## Problem
Print each line of the listing once more, precisely as given.

____________________

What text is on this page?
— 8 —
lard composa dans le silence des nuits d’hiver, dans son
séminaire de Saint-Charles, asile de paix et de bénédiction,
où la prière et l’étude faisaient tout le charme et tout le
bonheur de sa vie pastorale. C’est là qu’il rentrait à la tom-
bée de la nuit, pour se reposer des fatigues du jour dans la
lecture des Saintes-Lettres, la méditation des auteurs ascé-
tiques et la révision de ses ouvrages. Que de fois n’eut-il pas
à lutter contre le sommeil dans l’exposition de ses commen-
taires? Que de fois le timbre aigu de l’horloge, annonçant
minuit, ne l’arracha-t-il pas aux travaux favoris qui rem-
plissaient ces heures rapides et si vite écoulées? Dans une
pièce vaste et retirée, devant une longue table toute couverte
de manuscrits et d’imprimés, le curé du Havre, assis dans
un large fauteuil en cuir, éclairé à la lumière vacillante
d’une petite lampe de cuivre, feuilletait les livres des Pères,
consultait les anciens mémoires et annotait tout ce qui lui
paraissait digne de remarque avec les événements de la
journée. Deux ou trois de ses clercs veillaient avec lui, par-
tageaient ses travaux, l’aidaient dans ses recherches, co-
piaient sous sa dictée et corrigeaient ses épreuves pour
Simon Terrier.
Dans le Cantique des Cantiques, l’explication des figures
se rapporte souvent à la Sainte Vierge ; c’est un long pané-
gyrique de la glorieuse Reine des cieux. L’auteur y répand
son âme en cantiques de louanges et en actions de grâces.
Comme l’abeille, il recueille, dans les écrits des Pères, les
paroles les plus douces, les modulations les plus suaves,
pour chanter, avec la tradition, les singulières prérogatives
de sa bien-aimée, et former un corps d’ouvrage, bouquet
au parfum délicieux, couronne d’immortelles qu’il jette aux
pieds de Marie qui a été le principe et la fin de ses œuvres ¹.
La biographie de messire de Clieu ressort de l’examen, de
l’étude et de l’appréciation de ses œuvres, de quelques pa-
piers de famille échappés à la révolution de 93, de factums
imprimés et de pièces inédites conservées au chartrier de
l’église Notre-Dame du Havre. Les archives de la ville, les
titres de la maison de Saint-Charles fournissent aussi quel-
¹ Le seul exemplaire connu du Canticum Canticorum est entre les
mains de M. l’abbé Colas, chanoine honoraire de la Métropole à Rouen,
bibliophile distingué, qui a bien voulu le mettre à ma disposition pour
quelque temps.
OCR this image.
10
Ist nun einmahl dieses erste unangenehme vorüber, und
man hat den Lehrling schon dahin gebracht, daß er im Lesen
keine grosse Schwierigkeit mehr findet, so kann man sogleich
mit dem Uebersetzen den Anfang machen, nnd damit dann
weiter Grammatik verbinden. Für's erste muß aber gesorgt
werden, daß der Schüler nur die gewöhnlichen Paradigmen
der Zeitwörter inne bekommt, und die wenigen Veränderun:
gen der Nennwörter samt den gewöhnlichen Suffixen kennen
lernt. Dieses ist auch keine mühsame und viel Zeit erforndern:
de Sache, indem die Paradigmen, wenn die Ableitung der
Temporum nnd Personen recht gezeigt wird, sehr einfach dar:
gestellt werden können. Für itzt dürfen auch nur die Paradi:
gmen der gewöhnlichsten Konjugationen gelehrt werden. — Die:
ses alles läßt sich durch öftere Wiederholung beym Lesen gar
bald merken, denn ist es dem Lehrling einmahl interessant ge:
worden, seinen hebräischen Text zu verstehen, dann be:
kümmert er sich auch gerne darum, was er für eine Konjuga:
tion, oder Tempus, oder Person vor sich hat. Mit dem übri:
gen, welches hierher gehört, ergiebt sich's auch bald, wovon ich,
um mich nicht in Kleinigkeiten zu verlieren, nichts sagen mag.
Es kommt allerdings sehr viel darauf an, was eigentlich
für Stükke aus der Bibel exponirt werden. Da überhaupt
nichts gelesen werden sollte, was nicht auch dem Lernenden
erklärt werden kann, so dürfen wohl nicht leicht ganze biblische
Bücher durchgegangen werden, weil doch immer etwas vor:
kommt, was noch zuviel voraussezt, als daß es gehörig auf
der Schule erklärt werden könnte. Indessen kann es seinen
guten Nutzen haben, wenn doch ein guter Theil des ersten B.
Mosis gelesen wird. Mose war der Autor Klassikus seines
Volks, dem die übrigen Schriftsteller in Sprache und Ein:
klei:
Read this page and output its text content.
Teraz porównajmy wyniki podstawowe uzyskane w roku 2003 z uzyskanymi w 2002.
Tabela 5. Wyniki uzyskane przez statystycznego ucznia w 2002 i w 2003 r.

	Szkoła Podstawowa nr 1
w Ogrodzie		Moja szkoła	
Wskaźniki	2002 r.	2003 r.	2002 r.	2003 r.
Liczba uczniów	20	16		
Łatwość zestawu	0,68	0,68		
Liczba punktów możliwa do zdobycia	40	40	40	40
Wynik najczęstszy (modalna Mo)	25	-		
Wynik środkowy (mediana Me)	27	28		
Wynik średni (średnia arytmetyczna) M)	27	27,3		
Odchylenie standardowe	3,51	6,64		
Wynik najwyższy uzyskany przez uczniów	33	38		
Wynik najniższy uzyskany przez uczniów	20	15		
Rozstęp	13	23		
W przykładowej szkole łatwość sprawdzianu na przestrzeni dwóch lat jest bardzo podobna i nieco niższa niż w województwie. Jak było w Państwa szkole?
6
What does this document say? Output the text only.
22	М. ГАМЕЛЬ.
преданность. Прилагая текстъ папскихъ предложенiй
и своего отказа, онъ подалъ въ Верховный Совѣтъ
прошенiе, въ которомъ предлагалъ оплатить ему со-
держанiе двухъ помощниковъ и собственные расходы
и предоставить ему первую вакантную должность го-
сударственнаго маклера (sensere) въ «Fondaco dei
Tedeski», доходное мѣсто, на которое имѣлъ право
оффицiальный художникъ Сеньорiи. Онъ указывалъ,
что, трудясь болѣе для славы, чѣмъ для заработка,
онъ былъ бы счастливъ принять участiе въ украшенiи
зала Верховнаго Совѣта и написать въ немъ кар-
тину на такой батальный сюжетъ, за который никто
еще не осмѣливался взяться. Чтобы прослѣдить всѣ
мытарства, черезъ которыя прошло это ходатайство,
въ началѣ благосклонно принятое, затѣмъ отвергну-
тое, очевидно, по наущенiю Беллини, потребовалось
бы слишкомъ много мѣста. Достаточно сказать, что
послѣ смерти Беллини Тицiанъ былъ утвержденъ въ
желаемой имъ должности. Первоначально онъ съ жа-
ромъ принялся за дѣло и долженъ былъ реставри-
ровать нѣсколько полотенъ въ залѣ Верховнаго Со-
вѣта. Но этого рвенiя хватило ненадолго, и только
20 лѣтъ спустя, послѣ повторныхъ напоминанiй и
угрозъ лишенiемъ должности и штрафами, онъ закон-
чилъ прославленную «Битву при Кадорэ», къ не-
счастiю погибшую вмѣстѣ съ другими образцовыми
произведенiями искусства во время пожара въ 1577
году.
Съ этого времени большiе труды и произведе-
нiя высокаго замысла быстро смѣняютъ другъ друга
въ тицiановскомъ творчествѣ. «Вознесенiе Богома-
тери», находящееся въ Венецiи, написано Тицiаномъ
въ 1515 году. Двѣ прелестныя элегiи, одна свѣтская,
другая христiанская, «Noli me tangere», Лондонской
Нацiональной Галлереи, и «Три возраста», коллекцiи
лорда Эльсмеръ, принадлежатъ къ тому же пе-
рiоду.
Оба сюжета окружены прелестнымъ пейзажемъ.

____________________

## Answer to this exercise
What text is on this page?
— 8 —
lard composa dans le silence des nuits d’hiver, dans son
séminaire de Saint-Charles, asile de paix et de bénédiction,
où la prière et l’étude faisaient tout le charme et tout le
bonheur de sa vie pastorale. C’est là qu’il rentrait à la tom-
bée de la nuit, pour se reposer des fatigues du jour dans la
lecture des Saintes-Lettres, la méditation des auteurs ascé-
tiques et la révision de ses ouvrages. Que de fois n’eut-il pas
à lutter contre le sommeil dans l’exposition de ses commen-
taires? Que de fois le timbre aigu de l’horloge, annonçant
minuit, ne l’arracha-t-il pas aux travaux favoris qui rem-
plissaient ces heures rapides et si vite écoulées? Dans une
pièce vaste et retirée, devant une longue table toute couverte
de manuscrits et d’imprimés, le curé du Havre, assis dans
un large fauteuil en cuir, éclairé à la lumière vacillante
d’une petite lampe de cuivre, feuilletait les livres des Pères,
consultait les anciens mémoires et annotait tout ce qui lui
paraissait digne de remarque avec les événements de la
journée. Deux ou trois de ses clercs veillaient avec lui, par-
tageaient ses travaux, l’aidaient dans ses recherches, co-
piaient sous sa dictée et corrigeaient ses épreuves pour
Simon Terrier.
Dans le Cantique des Cantiques, l’explication des figures
se rapporte souvent à la Sainte Vierge ; c’est un long pané-
gyrique de la glorieuse Reine des cieux. L’auteur y répand
son âme en cantiques de louanges et en actions de grâces.
Comme l’abeille, il recueille, dans les écrits des Pères, les
paroles les plus douces, les modulations les plus suaves,
pour chanter, avec la tradition, les singulières prérogatives
de sa bien-aimée, et former un corps d’ouvrage, bouquet
au parfum délicieux, couronne d’immortelles qu’il jette aux
pieds de Marie qui a été le principe et la fin de ses œuvres ¹.
La biographie de messire de Clieu ressort de l’examen, de
l’étude et de l’appréciation de ses œuvres, de quelques pa-
piers de famille échappés à la révolution de 93, de factums
imprimés et de pièces inédites conservées au chartrier de
l’église Notre-Dame du Havre. Les archives de la ville, les
titres de la maison de Saint-Charles fournissent aussi quel-
¹ Le seul exemplaire connu du Canticum Canticorum est entre les
mains de M. l’abbé Colas, chanoine honoraire de la Métropole à Rouen,
bibliophile distingué, qui a bien voulu le mettre à ma disposition pour
quelque temps.
OCR this image.
10
Ist nun einmahl dieses erste unangenehme vorüber, und
man hat den Lehrling schon dahin gebracht, daß er im Lesen
keine grosse Schwierigkeit mehr findet, so kann man sogleich
mit dem Uebersetzen den Anfang machen, nnd damit dann
weiter Grammatik verbinden. Für's erste muß aber gesorgt
werden, daß der Schüler nur die gewöhnlichen Paradigmen
der Zeitwörter inne bekommt, und die wenigen Veränderun:
gen der Nennwörter samt den gewöhnlichen Suffixen kennen
lernt. Dieses ist auch keine mühsame und viel Zeit erforndern:
de Sache, indem die Paradigmen, wenn die Ableitung der
Temporum nnd Personen recht gezeigt wird, sehr einfach dar:
gestellt werden können. Für itzt dürfen auch nur die Paradi:
gmen der gewöhnlichsten Konjugationen gelehrt werden. — Die:
ses alles läßt sich durch öftere Wiederholung beym Lesen gar
bald merken, denn ist es dem Lehrling einmahl interessant ge:
worden, seinen hebräischen Text zu verstehen, dann be:
kümmert er sich auch gerne darum, was er für eine Konjuga:
tion, oder Tempus, oder Person vor sich hat. Mit dem übri:
gen, welches hierher gehört, ergiebt sich's auch bald, wovon ich,
um mich nicht in Kleinigkeiten zu verlieren, nichts sagen mag.
Es kommt allerdings sehr viel darauf an, was eigentlich
für Stükke aus der Bibel exponirt werden. Da überhaupt
nichts gelesen werden sollte, was nicht auch dem Lernenden
erklärt werden kann, so dürfen wohl nicht leicht ganze biblische
Bücher durchgegangen werden, weil doch immer etwas vor:
kommt, was noch zuviel voraussezt, als daß es gehörig auf
der Schule erklärt werden könnte. Indessen kann es seinen
guten Nutzen haben, wenn doch ein guter Theil des ersten B.
Mosis gelesen wird. Mose war der Autor Klassikus seines
Volks, dem die übrigen Schriftsteller in Sprache und Ein:
klei:
Read this page and output its text content.
Teraz porównajmy wyniki podstawowe uzyskane w roku 2003 z uzyskanymi w 2002.
Tabela 5. Wyniki uzyskane przez statystycznego ucznia w 2002 i w 2003 r.

	Szkoła Podstawowa nr 1
w Ogrodzie		Moja szkoła	
Wskaźniki	2002 r.	2003 r.	2002 r.	2003 r.
Liczba uczniów	20	16		
Łatwość zestawu	0,68	0,68		
Liczba punktów możliwa do zdobycia	40	40	40	40
Wynik najczęstszy (modalna Mo)	25	-		
Wynik środkowy (mediana Me)	27	28		
Wynik średni (średnia arytmetyczna) M)	27	27,3		
Odchylenie standardowe	3,51	6,64		
Wynik najwyższy uzyskany przez uczniów	33	38		
Wynik najniższy uzyskany przez uczniów	20	15		
Rozstęp	13	23		
W przykładowej szkole łatwość sprawdzianu na przestrzeni dwóch lat jest bardzo podobna i nieco niższa niż w województwie. Jak było w Państwa szkole?
6
What does this document say? Output the text only.
22	М. ГАМЕЛЬ.
преданность. Прилагая текстъ папскихъ предложенiй
и своего отказа, онъ подалъ въ Верховный Совѣтъ
прошенiе, въ которомъ предлагалъ оплатить ему со-
держанiе двухъ помощниковъ и собственные расходы
и предоставить ему первую вакантную должность го-
сударственнаго маклера (sensere) въ «Fondaco dei
Tedeski», доходное мѣсто, на которое имѣлъ право
оффицiальный художникъ Сеньорiи. Онъ указывалъ,
что, трудясь болѣе для славы, чѣмъ для заработка,
онъ былъ бы счастливъ принять участiе въ украшенiи
зала Верховнаго Совѣта и написать въ немъ кар-
тину на такой батальный сюжетъ, за который никто
еще не осмѣливался взяться. Чтобы прослѣдить всѣ
мытарства, черезъ которыя прошло это ходатайство,
въ началѣ благосклонно принятое, затѣмъ отвергну-
тое, очевидно, по наущенiю Беллини, потребовалось
бы слишкомъ много мѣста. Достаточно сказать, что
послѣ смерти Беллини Тицiанъ былъ утвержденъ въ
желаемой имъ должности. Первоначально онъ съ жа-
ромъ принялся за дѣло и долженъ былъ реставри-
ровать нѣсколько полотенъ въ залѣ Верховнаго Со-
вѣта. Но этого рвенiя хватило ненадолго, и только
20 лѣтъ спустя, послѣ повторныхъ напоминанiй и
угрозъ лишенiемъ должности и штрафами, онъ закон-
чилъ прославленную «Битву при Кадорэ», къ не-
счастiю погибшую вмѣстѣ съ другими образцовыми
произведенiями искусства во время пожара въ 1577
году.
Съ этого времени большiе труды и произведе-
нiя высокаго замысла быстро смѣняютъ другъ друга
въ тицiановскомъ творчествѣ. «Вознесенiе Богома-
тери», находящееся въ Венецiи, написано Тицiаномъ
въ 1515 году. Двѣ прелестныя элегiи, одна свѣтская,
другая христiанская, «Noli me tangere», Лондонской
Нацiональной Галлереи, и «Три возраста», коллекцiи
лорда Эльсмеръ, принадлежатъ къ тому же пе-
рiоду.
Оба сюжета окружены прелестнымъ пейзажемъ.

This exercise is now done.